(Extracts from a graphics dataset)
------------------------------------------------------------
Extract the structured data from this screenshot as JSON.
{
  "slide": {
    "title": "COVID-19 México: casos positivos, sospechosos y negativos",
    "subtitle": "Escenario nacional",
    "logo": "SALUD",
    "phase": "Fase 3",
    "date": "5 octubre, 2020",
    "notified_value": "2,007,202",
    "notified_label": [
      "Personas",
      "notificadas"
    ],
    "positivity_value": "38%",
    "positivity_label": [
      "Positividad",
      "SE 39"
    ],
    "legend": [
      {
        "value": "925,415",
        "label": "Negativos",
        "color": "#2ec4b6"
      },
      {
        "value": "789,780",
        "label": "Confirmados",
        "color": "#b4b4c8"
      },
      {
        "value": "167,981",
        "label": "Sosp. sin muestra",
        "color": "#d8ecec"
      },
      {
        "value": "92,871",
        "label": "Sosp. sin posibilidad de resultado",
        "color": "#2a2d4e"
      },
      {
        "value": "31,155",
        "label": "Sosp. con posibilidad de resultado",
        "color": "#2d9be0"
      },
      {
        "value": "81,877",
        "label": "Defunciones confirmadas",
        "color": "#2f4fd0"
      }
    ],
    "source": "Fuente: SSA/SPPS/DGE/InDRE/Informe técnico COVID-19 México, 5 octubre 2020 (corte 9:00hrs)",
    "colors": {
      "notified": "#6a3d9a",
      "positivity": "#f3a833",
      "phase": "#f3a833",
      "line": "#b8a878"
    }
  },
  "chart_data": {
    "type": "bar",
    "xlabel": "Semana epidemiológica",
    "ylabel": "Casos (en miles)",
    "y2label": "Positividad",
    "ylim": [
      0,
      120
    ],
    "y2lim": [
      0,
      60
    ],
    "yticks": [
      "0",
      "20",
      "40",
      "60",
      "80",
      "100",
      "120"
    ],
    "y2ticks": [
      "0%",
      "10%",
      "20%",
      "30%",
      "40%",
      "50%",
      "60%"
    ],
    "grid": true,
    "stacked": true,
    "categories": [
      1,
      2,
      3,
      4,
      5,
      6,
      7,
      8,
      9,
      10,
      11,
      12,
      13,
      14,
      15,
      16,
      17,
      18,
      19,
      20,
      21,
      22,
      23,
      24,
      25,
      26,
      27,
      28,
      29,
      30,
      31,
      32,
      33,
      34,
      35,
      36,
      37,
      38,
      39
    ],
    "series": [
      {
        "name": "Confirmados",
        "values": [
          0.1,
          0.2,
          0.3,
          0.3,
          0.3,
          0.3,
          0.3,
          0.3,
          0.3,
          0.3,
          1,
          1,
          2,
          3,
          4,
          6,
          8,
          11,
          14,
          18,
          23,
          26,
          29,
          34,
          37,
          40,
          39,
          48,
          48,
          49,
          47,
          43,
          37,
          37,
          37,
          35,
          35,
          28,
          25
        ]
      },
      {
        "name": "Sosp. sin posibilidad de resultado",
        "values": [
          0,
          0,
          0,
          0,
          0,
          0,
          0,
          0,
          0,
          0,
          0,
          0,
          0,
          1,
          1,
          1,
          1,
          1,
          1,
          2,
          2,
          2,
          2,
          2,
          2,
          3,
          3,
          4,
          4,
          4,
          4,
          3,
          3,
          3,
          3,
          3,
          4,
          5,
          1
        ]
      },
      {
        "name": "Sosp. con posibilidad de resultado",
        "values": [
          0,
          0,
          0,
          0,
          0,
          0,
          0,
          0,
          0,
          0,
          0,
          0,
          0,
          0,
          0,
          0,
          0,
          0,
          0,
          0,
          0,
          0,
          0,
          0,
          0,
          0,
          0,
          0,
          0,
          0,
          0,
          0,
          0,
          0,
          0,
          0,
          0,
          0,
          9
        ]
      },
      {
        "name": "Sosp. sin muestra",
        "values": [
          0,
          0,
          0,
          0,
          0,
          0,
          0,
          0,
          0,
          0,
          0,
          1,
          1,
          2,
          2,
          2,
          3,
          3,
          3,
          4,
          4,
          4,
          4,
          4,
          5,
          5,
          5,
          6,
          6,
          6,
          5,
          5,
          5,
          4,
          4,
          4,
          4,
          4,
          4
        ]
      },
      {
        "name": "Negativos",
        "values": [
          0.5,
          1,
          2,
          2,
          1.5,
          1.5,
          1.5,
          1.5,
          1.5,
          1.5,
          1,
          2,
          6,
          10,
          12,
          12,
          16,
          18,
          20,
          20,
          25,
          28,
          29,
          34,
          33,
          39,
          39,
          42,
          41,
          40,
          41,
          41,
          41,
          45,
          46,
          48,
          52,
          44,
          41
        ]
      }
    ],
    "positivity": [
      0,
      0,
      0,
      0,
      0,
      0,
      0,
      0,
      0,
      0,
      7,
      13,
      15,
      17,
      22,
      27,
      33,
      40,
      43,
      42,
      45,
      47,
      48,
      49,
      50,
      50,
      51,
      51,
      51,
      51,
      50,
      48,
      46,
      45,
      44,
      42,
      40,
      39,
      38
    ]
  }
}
------------------------------------------------------------
Your task => Each record must be repeated exactly as it is.

Finished task =>
Extract the structured data from this screenshot as JSON.
{
  "slide": {
    "title": "COVID-19 México: casos positivos, sospechosos y negativos",
    "subtitle": "Escenario nacional",
    "logo": "SALUD",
    "phase": "Fase 3",
    "date": "5 octubre, 2020",
    "notified_value": "2,007,202",
    "notified_label": [
      "Personas",
      "notificadas"
    ],
    "positivity_value": "38%",
    "positivity_label": [
      "Positividad",
      "SE 39"
    ],
    "legend": [
      {
        "value": "925,415",
        "label": "Negativos",
        "color": "#2ec4b6"
      },
      {
        "value": "789,780",
        "label": "Confirmados",
        "color": "#b4b4c8"
      },
      {
        "value": "167,981",
        "label": "Sosp. sin muestra",
        "color": "#d8ecec"
      },
      {
        "value": "92,871",
        "label": "Sosp. sin posibilidad de resultado",
        "color": "#2a2d4e"
      },
      {
        "value": "31,155",
        "label": "Sosp. con posibilidad de resultado",
        "color": "#2d9be0"
      },
      {
        "value": "81,877",
        "label": "Defunciones confirmadas",
        "color": "#2f4fd0"
      }
    ],
    "source": "Fuente: SSA/SPPS/DGE/InDRE/Informe técnico COVID-19 México, 5 octubre 2020 (corte 9:00hrs)",
    "colors": {
      "notified": "#6a3d9a",
      "positivity": "#f3a833",
      "phase": "#f3a833",
      "line": "#b8a878"
    }
  },
  "chart_data": {
    "type": "bar",
    "xlabel": "Semana epidemiológica",
    "ylabel": "Casos (en miles)",
    "y2label": "Positividad",
    "ylim": [
      0,
      120
    ],
    "y2lim": [
      0,
      60
    ],
    "yticks": [
      "0",
      "20",
      "40",
      "60",
      "80",
      "100",
      "120"
    ],
    "y2ticks": [
      "0%",
      "10%",
      "20%",
      "30%",
      "40%",
      "50%",
      "60%"
    ],
    "grid": true,
    "stacked": true,
    "categories": [
      1,
      2,
      3,
      4,
      5,
      6,
      7,
      8,
      9,
      10,
      11,
      12,
      13,
      14,
      15,
      16,
      17,
      18,
      19,
      20,
      21,
      22,
      23,
      24,
      25,
      26,
      27,
      28,
      29,
      30,
      31,
      32,
      33,
      34,
      35,
      36,
      37,
      38,
      39
    ],
    "series": [
      {
        "name": "Confirmados",
        "values": [
          0.1,
          0.2,
          0.3,
          0.3,
          0.3,
          0.3,
          0.3,
          0.3,
          0.3,
          0.3,
          1,
          1,
          2,
          3,
          4,
          6,
          8,
          11,
          14,
          18,
          23,
          26,
          29,
          34,
          37,
          40,
          39,
          48,
          48,
          49,
          47,
          43,
          37,
          37,
          37,
          35,
          35,
          28,
          25
        ]
      },
      {
        "name": "Sosp. sin posibilidad de resultado",
        "values": [
          0,
          0,
          0,
          0,
          0,
          0,
          0,
          0,
          0,
          0,
          0,
          0,
          0,
          1,
          1,
          1,
          1,
          1,
          1,
          2,
          2,
          2,
          2,
          2,
          2,
          3,
          3,
          4,
          4,
          4,
          4,
          3,
          3,
          3,
          3,
          3,
          4,
          5,
          1
        ]
      },
      {
        "name": "Sosp. con posibilidad de resultado",
        "values": [
          0,
          0,
          0,
          0,
          0,
          0,
          0,
          0,
          0,
          0,
          0,
          0,
          0,
          0,
          0,
          0,
          0,
          0,
          0,
          0,
          0,
          0,
          0,
          0,
          0,
          0,
          0,
          0,
          0,
          0,
          0,
          0,
          0,
          0,
          0,
          0,
          0,
          0,
          9
        ]
      },
      {
        "name": "Sosp. sin muestra",
        "values": [
          0,
          0,
          0,
          0,
          0,
          0,
          0,
          0,
          0,
          0,
          0,
          1,
          1,
          2,
          2,
          2,
          3,
          3,
          3,
          4,
          4,
          4,
          4,
          4,
          5,
          5,
          5,
          6,
          6,
          6,
          5,
          5,
          5,
          4,
          4,
          4,
          4,
          4,
          4
        ]
      },
      {
        "name": "Negativos",
        "values": [
          0.5,
          1,
          2,
          2,
          1.5,
          1.5,
          1.5,
          1.5,
          1.5,
          1.5,
          1,
          2,
          6,
          10,
          12,
          12,
          16,
          18,
          20,
          20,
          25,
          28,
          29,
          34,
          33,
          39,
          39,
          42,
          41,
          40,
          41,
          41,
          41,
          45,
          46,
          48,
          52,
          44,
          41
        ]
      }
    ],
    "positivity": [
      0,
      0,
      0,
      0,
      0,
      0,
      0,
      0,
      0,
      0,
      7,
      13,
      15,
      17,
      22,
      27,
      33,
      40,
      43,
      42,
      45,
      47,
      48,
      49,
      50,
      50,
      51,
      51,
      51,
      51,
      50,
      48,
      46,
      45,
      44,
      42,
      40,
      39,
      38
    ]
  }
}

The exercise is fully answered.